**GIVEN INSTRUCTION:**
Omit all pictures and give the records below again exactly as written.

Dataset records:

▽

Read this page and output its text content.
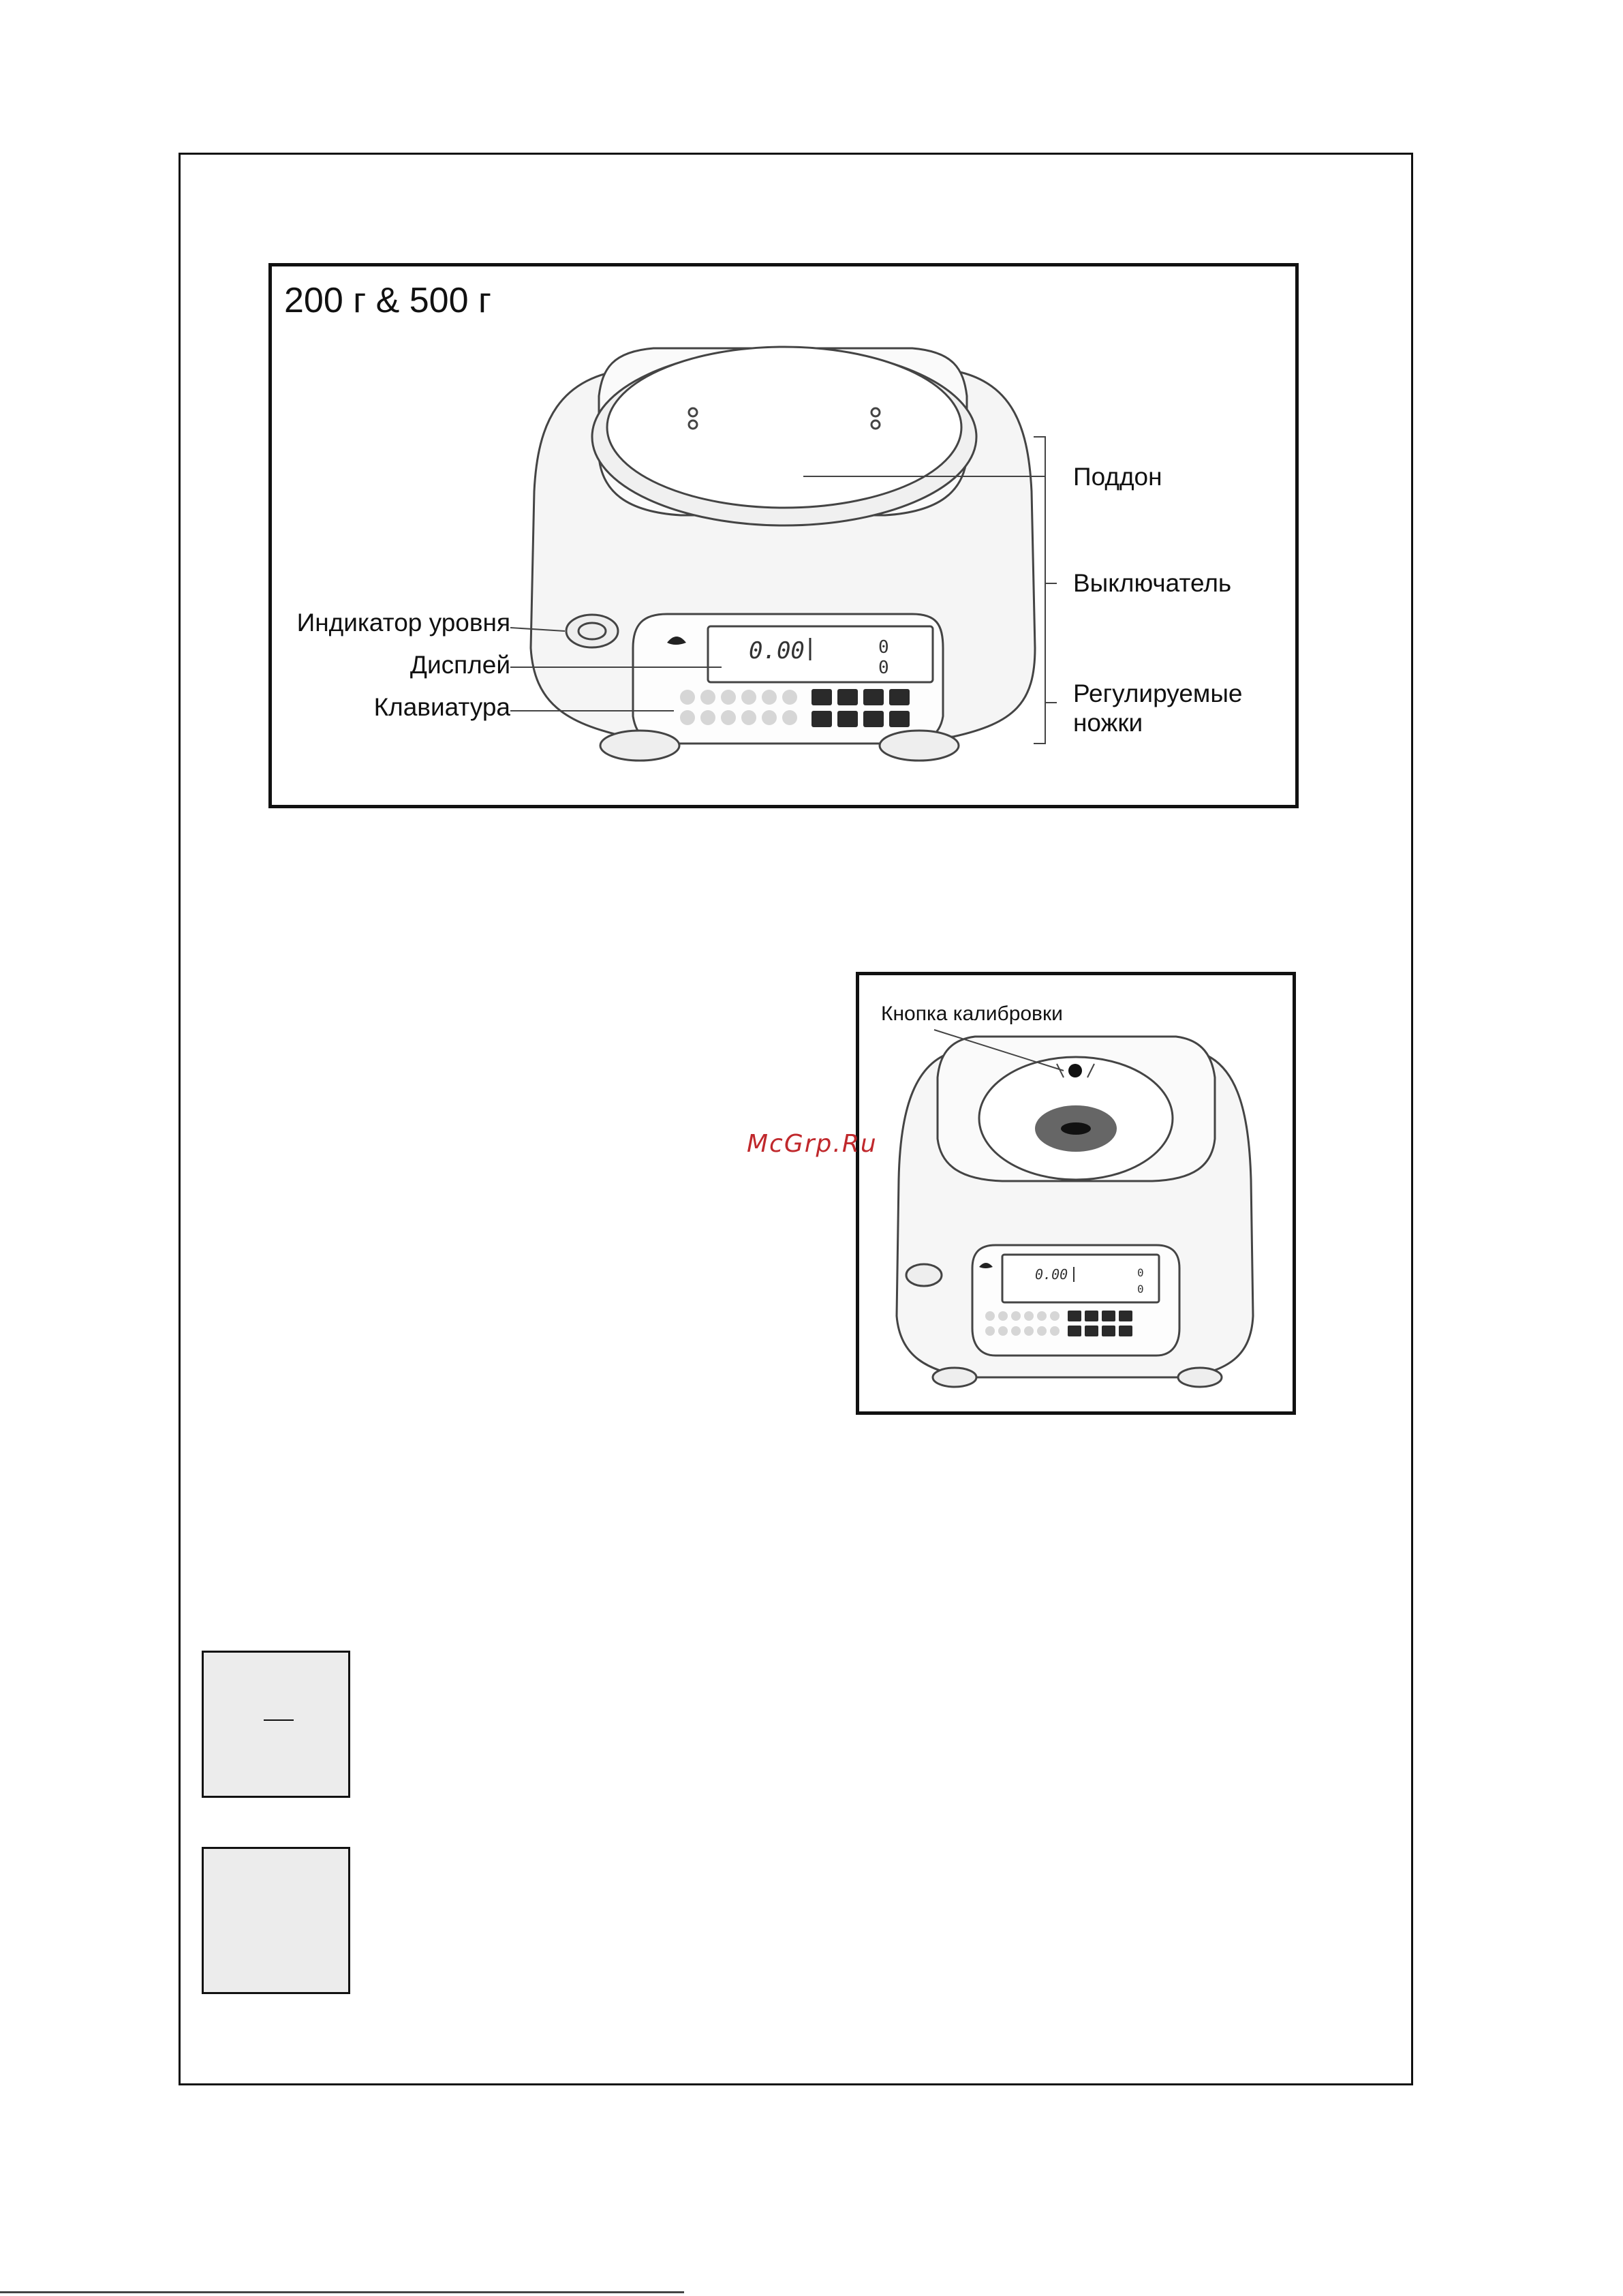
0.00	0
0
200 г & 500 г
Поддон
Выключатель
Индикатор уровня
Дисплей
Клавиатура	Регулируемые
ножки
0.00	0
0
Кнопка калибровки
McGrp.Ru
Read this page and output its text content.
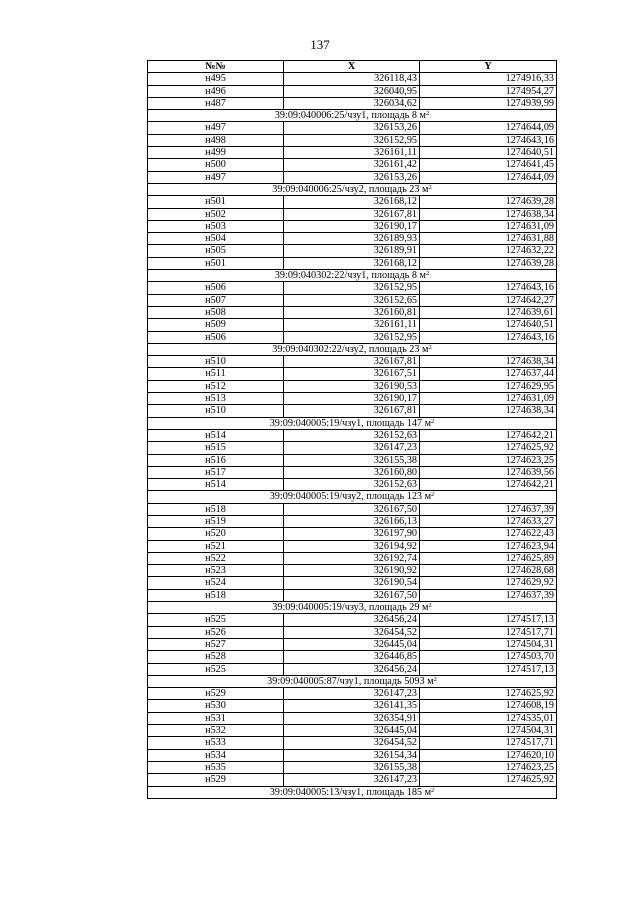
137
№№	X	Y
н495	326118,43	1274916,33
н496	326040,95	1274954,27
н487	326034,62	1274939,99
39:09:040006:25/чзу1, площадь 8 $м^2$
н497	326153,26	1274644,09
н498	326152,95	1274643,16
н499	326161,11	1274640,51
н500	326161,42	1274641,45
н497	326153,26	1274644,09
39:09:040006:25/чзу2, площадь 23 $м^2$
н501	326168,12	1274639,28
н502	326167,81	1274638,34
н503	326190,17	1274631,09
н504	326189,93	1274631,88
н505	326189,91	1274632,22
н501	326168,12	1274639,28
39:09:040302:22/чзу1, площадь 8 $м^2$
н506	326152,95	1274643,16
н507	326152,65	1274642,27
н508	326160,81	1274639,61
н509	326161,11	1274640,51
н506	326152,95	1274643,16
39:09:040302:22/чзу2, площадь 23 $м^2$
н510	326167,81	1274638,34
н511	326167,51	1274637,44
н512	326190,53	1274629,95
н513	326190,17	1274631,09
н510	326167,81	1274638,34
39:09:040005:19/чзу1, площадь 147 $м^2$
н514	326152,63	1274642,21
н515	326147,23	1274625,92
н516	326155,38	1274623,25
н517	326160,80	1274639,56
н514	326152,63	1274642,21
39:09:040005:19/чзу2, площадь 123 $м^2$
н518	326167,50	1274637,39
н519	326166,13	1274633,27
н520	326197,90	1274622,43
н521	326194,92	1274623,94
н522	326192,74	1274625,89
н523	326190,92	1274628,68
н524	326190,54	1274629,92
н518	326167,50	1274637,39
39:09:040005:19/чзу3, площадь 29 $м^2$
н525	326456,24	1274517,13
н526	326454,52	1274517,71
н527	326445,04	1274504,31
н528	326446,85	1274503,70
н525	326456,24	1274517,13
39:09:040005:87/чзу1, площадь 5093 $м^2$
н529	326147,23	1274625,92
н530	326141,35	1274608,19
н531	326354,91	1274535,01
н532	326445,04	1274504,31
н533	326454,52	1274517,71
н534	326154,34	1274620,10
н535	326155,38	1274623,25
н529	326147,23	1274625,92
39:09:040005:13/чзу1, площадь 185 $м^2$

△

**OUTPUT OF THE EXERCISE:**
Read this page and output its text content.
0.00	0
0
200 г & 500 г
Поддон
Выключатель
Индикатор уровня
Дисплей
Клавиатура	Регулируемые
ножки
0.00	0
0
Кнопка калибровки
McGrp.Ru
Read this page and output its text content.
137
№№	X	Y
н495	326118,43	1274916,33
н496	326040,95	1274954,27
н487	326034,62	1274939,99
39:09:040006:25/чзу1, площадь 8 $м^2$
н497	326153,26	1274644,09
н498	326152,95	1274643,16
н499	326161,11	1274640,51
н500	326161,42	1274641,45
н497	326153,26	1274644,09
39:09:040006:25/чзу2, площадь 23 $м^2$
н501	326168,12	1274639,28
н502	326167,81	1274638,34
н503	326190,17	1274631,09
н504	326189,93	1274631,88
н505	326189,91	1274632,22
н501	326168,12	1274639,28
39:09:040302:22/чзу1, площадь 8 $м^2$
н506	326152,95	1274643,16
н507	326152,65	1274642,27
н508	326160,81	1274639,61
н509	326161,11	1274640,51
н506	326152,95	1274643,16
39:09:040302:22/чзу2, площадь 23 $м^2$
н510	326167,81	1274638,34
н511	326167,51	1274637,44
н512	326190,53	1274629,95
н513	326190,17	1274631,09
н510	326167,81	1274638,34
39:09:040005:19/чзу1, площадь 147 $м^2$
н514	326152,63	1274642,21
н515	326147,23	1274625,92
н516	326155,38	1274623,25
н517	326160,80	1274639,56
н514	326152,63	1274642,21
39:09:040005:19/чзу2, площадь 123 $м^2$
н518	326167,50	1274637,39
н519	326166,13	1274633,27
н520	326197,90	1274622,43
н521	326194,92	1274623,94
н522	326192,74	1274625,89
н523	326190,92	1274628,68
н524	326190,54	1274629,92
н518	326167,50	1274637,39
39:09:040005:19/чзу3, площадь 29 $м^2$
н525	326456,24	1274517,13
н526	326454,52	1274517,71
н527	326445,04	1274504,31
н528	326446,85	1274503,70
н525	326456,24	1274517,13
39:09:040005:87/чзу1, площадь 5093 $м^2$
н529	326147,23	1274625,92
н530	326141,35	1274608,19
н531	326354,91	1274535,01
н532	326445,04	1274504,31
н533	326454,52	1274517,71
н534	326154,34	1274620,10
н535	326155,38	1274623,25
н529	326147,23	1274625,92
39:09:040005:13/чзу1, площадь 185 $м^2$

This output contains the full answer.